— Collection entries —

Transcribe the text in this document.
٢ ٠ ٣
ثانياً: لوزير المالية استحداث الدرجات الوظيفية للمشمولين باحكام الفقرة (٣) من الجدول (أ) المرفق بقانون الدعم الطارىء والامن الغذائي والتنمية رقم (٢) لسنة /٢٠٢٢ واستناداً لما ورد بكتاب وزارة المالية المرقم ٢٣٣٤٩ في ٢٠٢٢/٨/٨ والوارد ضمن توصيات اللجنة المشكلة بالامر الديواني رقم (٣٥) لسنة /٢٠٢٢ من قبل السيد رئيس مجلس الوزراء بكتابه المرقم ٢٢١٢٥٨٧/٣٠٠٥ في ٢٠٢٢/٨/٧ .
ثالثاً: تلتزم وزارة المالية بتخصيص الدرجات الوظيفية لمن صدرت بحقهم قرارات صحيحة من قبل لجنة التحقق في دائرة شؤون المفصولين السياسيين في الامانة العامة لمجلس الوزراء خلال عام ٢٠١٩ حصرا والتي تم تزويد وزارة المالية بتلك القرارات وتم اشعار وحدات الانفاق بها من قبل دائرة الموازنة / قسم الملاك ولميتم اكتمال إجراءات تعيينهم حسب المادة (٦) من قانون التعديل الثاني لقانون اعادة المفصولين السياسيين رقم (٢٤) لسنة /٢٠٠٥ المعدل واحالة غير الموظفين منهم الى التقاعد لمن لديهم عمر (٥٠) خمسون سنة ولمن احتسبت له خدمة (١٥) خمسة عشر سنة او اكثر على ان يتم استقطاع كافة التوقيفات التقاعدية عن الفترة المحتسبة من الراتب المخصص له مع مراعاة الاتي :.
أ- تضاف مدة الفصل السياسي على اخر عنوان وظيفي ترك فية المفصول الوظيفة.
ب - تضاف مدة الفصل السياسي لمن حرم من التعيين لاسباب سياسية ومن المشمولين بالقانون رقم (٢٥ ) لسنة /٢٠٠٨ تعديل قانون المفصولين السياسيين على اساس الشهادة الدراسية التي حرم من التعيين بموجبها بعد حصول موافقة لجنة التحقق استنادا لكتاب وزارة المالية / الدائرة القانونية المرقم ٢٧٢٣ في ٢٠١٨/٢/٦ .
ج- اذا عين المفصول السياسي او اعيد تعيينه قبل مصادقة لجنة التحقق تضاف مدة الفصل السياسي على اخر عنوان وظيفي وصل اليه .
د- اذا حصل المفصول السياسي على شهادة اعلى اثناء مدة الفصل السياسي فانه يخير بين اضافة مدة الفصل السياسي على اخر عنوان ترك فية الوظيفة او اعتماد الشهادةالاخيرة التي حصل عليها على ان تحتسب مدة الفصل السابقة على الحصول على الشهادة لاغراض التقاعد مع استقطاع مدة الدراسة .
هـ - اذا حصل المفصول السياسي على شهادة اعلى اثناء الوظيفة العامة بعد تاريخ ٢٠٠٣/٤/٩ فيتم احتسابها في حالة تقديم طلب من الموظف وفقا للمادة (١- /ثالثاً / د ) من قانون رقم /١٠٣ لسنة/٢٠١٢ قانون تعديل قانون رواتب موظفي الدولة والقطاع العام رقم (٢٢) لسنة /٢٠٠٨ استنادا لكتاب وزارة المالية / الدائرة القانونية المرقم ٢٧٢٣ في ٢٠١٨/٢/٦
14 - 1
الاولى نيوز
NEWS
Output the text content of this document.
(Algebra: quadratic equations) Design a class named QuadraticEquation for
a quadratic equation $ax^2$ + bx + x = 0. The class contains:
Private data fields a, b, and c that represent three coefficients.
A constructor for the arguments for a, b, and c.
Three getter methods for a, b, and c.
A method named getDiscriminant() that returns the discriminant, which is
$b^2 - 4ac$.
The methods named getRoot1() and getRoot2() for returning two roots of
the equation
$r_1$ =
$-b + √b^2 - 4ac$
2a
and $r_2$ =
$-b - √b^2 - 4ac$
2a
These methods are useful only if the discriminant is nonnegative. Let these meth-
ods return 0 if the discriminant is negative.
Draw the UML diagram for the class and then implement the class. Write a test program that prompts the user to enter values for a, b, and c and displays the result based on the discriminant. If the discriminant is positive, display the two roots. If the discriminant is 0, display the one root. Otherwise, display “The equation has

— REQUIREMENTS —
Retype the listing exactly, in full.

— TASK SOLUTION —
Transcribe the text in this document.
٢ ٠ ٣
ثانياً: لوزير المالية استحداث الدرجات الوظيفية للمشمولين باحكام الفقرة (٣) من الجدول (أ) المرفق بقانون الدعم الطارىء والامن الغذائي والتنمية رقم (٢) لسنة /٢٠٢٢ واستناداً لما ورد بكتاب وزارة المالية المرقم ٢٣٣٤٩ في ٢٠٢٢/٨/٨ والوارد ضمن توصيات اللجنة المشكلة بالامر الديواني رقم (٣٥) لسنة /٢٠٢٢ من قبل السيد رئيس مجلس الوزراء بكتابه المرقم ٢٢١٢٥٨٧/٣٠٠٥ في ٢٠٢٢/٨/٧ .
ثالثاً: تلتزم وزارة المالية بتخصيص الدرجات الوظيفية لمن صدرت بحقهم قرارات صحيحة من قبل لجنة التحقق في دائرة شؤون المفصولين السياسيين في الامانة العامة لمجلس الوزراء خلال عام ٢٠١٩ حصرا والتي تم تزويد وزارة المالية بتلك القرارات وتم اشعار وحدات الانفاق بها من قبل دائرة الموازنة / قسم الملاك ولميتم اكتمال إجراءات تعيينهم حسب المادة (٦) من قانون التعديل الثاني لقانون اعادة المفصولين السياسيين رقم (٢٤) لسنة /٢٠٠٥ المعدل واحالة غير الموظفين منهم الى التقاعد لمن لديهم عمر (٥٠) خمسون سنة ولمن احتسبت له خدمة (١٥) خمسة عشر سنة او اكثر على ان يتم استقطاع كافة التوقيفات التقاعدية عن الفترة المحتسبة من الراتب المخصص له مع مراعاة الاتي :.
أ- تضاف مدة الفصل السياسي على اخر عنوان وظيفي ترك فية المفصول الوظيفة.
ب - تضاف مدة الفصل السياسي لمن حرم من التعيين لاسباب سياسية ومن المشمولين بالقانون رقم (٢٥ ) لسنة /٢٠٠٨ تعديل قانون المفصولين السياسيين على اساس الشهادة الدراسية التي حرم من التعيين بموجبها بعد حصول موافقة لجنة التحقق استنادا لكتاب وزارة المالية / الدائرة القانونية المرقم ٢٧٢٣ في ٢٠١٨/٢/٦ .
ج- اذا عين المفصول السياسي او اعيد تعيينه قبل مصادقة لجنة التحقق تضاف مدة الفصل السياسي على اخر عنوان وظيفي وصل اليه .
د- اذا حصل المفصول السياسي على شهادة اعلى اثناء مدة الفصل السياسي فانه يخير بين اضافة مدة الفصل السياسي على اخر عنوان ترك فية الوظيفة او اعتماد الشهادةالاخيرة التي حصل عليها على ان تحتسب مدة الفصل السابقة على الحصول على الشهادة لاغراض التقاعد مع استقطاع مدة الدراسة .
هـ - اذا حصل المفصول السياسي على شهادة اعلى اثناء الوظيفة العامة بعد تاريخ ٢٠٠٣/٤/٩ فيتم احتسابها في حالة تقديم طلب من الموظف وفقا للمادة (١- /ثالثاً / د ) من قانون رقم /١٠٣ لسنة/٢٠١٢ قانون تعديل قانون رواتب موظفي الدولة والقطاع العام رقم (٢٢) لسنة /٢٠٠٨ استنادا لكتاب وزارة المالية / الدائرة القانونية المرقم ٢٧٢٣ في ٢٠١٨/٢/٦
14 - 1
الاولى نيوز
NEWS
Output the text content of this document.
(Algebra: quadratic equations) Design a class named QuadraticEquation for
a quadratic equation $ax^2$ + bx + x = 0. The class contains:
Private data fields a, b, and c that represent three coefficients.
A constructor for the arguments for a, b, and c.
Three getter methods for a, b, and c.
A method named getDiscriminant() that returns the discriminant, which is
$b^2 - 4ac$.
The methods named getRoot1() and getRoot2() for returning two roots of
the equation
$r_1$ =
$-b + √b^2 - 4ac$
2a
and $r_2$ =
$-b - √b^2 - 4ac$
2a
These methods are useful only if the discriminant is nonnegative. Let these meth-
ods return 0 if the discriminant is negative.
Draw the UML diagram for the class and then implement the class. Write a test program that prompts the user to enter values for a, b, and c and displays the result based on the discriminant. If the discriminant is positive, display the two roots. If the discriminant is 0, display the one root. Otherwise, display “The equation has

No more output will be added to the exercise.